Below are the records; collect from them each line containing the string "словами".

[Collected data]
^^^^
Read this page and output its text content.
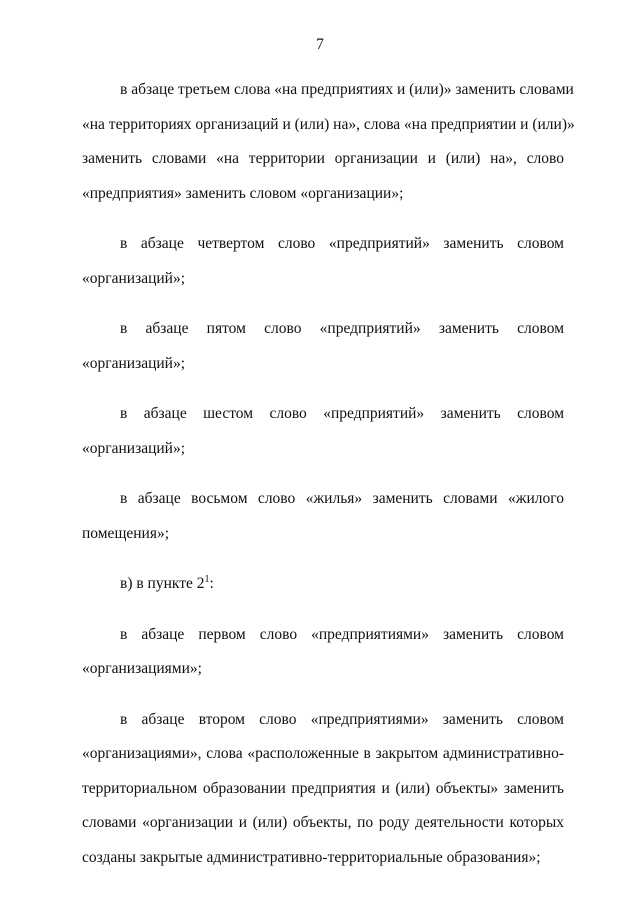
7

в абзаце третьем слова «на предприятиях и (или)» заменить словами
«на территориях организаций и (или) на», слова «на предприятии и (или)»
заменить словами «на территории организации и (или) на», слово
«предприятия» заменить словом «организации»;

в абзаце четвертом слово «предприятий» заменить словом
«организаций»;

в абзаце пятом слово «предприятий» заменить словом
«организаций»;

в абзаце шестом слово «предприятий» заменить словом
«организаций»;

в абзаце восьмом слово «жилья» заменить словами «жилого
помещения»;

в) в пункте $2^1$:

в абзаце первом слово «предприятиями» заменить словом
«организациями»;

в абзаце втором слово «предприятиями» заменить словом
«организациями», слова «расположенные в закрытом административно-
территориальном образовании предприятия и (или) объекты» заменить
словами «организации и (или) объекты, по роду деятельности которых
созданы закрытые административно-территориальные образования»;
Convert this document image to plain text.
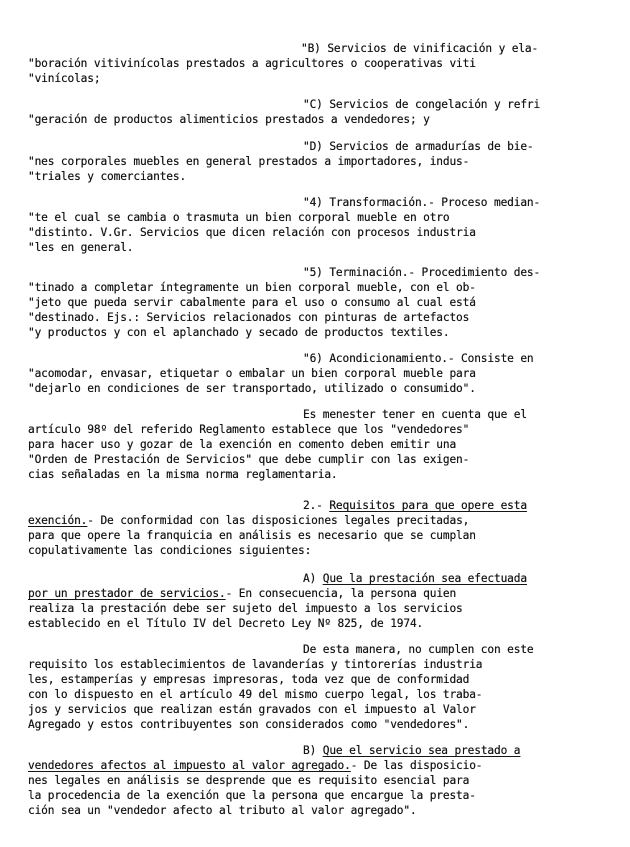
"B) Servicios de vinificación y ela-
"boración vitivinícolas prestados a agricultores o cooperativas viti
"vinícolas;
"C) Servicios de congelación y refri
"geración de productos alimenticios prestados a vendedores; y
"D) Servicios de armadurías de bie-
"nes corporales muebles en general prestados a importadores, indus-
"triales y comerciantes.
"4) Transformación.- Proceso median-
"te el cual se cambia o trasmuta un bien corporal mueble en otro
"distinto. V.Gr. Servicios que dicen relación con procesos industria
"les en general.
"5) Terminación.- Procedimiento des-
"tinado a completar íntegramente un bien corporal mueble, con el ob-
"jeto que pueda servir cabalmente para el uso o consumo al cual está
"destinado. Ejs.: Servicios relacionados con pinturas de artefactos
"y productos y con el aplanchado y secado de productos textiles.
"6) Acondicionamiento.- Consiste en
"acomodar, envasar, etiquetar o embalar un bien corporal mueble para
"dejarlo en condiciones de ser transportado, utilizado o consumido".
Es menester tener en cuenta que el
artículo 98º del referido Reglamento establece que los "vendedores"
para hacer uso y gozar de la exención en comento deben emitir una
"Orden de Prestación de Servicios" que debe cumplir con las exigen-
cias señaladas en la misma norma reglamentaria.
2.- Requisitos para que opere esta
exención.- De conformidad con las disposiciones legales precitadas,
para que opere la franquicia en análisis es necesario que se cumplan
copulativamente las condiciones siguientes:
A) Que la prestación sea efectuada
por un prestador de servicios.- En consecuencia, la persona quien
realiza la prestación debe ser sujeto del impuesto a los servicios
establecido en el Título IV del Decreto Ley Nº 825, de 1974.
De esta manera, no cumplen con este
requisito los establecimientos de lavanderías y tintorerías industria
les, estamperías y empresas impresoras, toda vez que de conformidad
con lo dispuesto en el artículo 49 del mismo cuerpo legal, los traba-
jos y servicios que realizan están gravados con el impuesto al Valor
Agregado y estos contribuyentes son considerados como "vendedores".
B) Que el servicio sea prestado a
vendedores afectos al impuesto al valor agregado.- De las disposicio-
nes legales en análisis se desprende que es requisito esencial para
la procedencia de la exención que la persona que encargue la presta-
ción sea un "vendedor afecto al tributo al valor agregado".
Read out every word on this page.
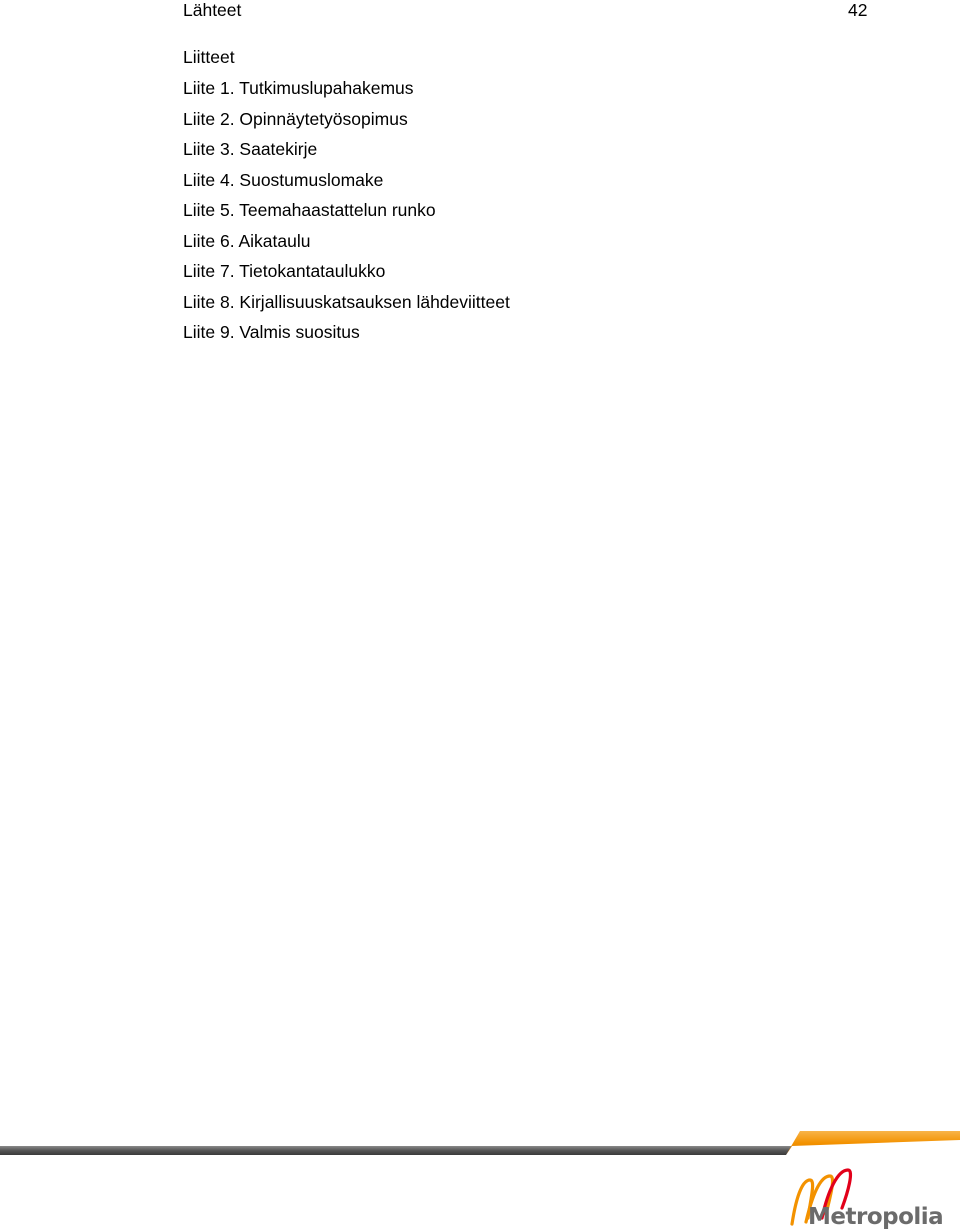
Lähteet	42
Liitteet
Liite 1. Tutkimuslupahakemus
Liite 2. Opinnäytetyösopimus
Liite 3. Saatekirje
Liite 4. Suostumuslomake
Liite 5. Teemahaastattelun runko
Liite 6. Aikataulu
Liite 7. Tietokantataulukko
Liite 8. Kirjallisuuskatsauksen lähdeviitteet
Liite 9. Valmis suositus
Metropolia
^^^^
Completed task
в абзаце третьем слова «на предприятиях и (или)» заменить словами
заменить словами «на территории организации и (или) на», слово
в абзаце восьмом слово «жилья» заменить словами «жилого
словами «организации и (или) объекты, по роду деятельности которых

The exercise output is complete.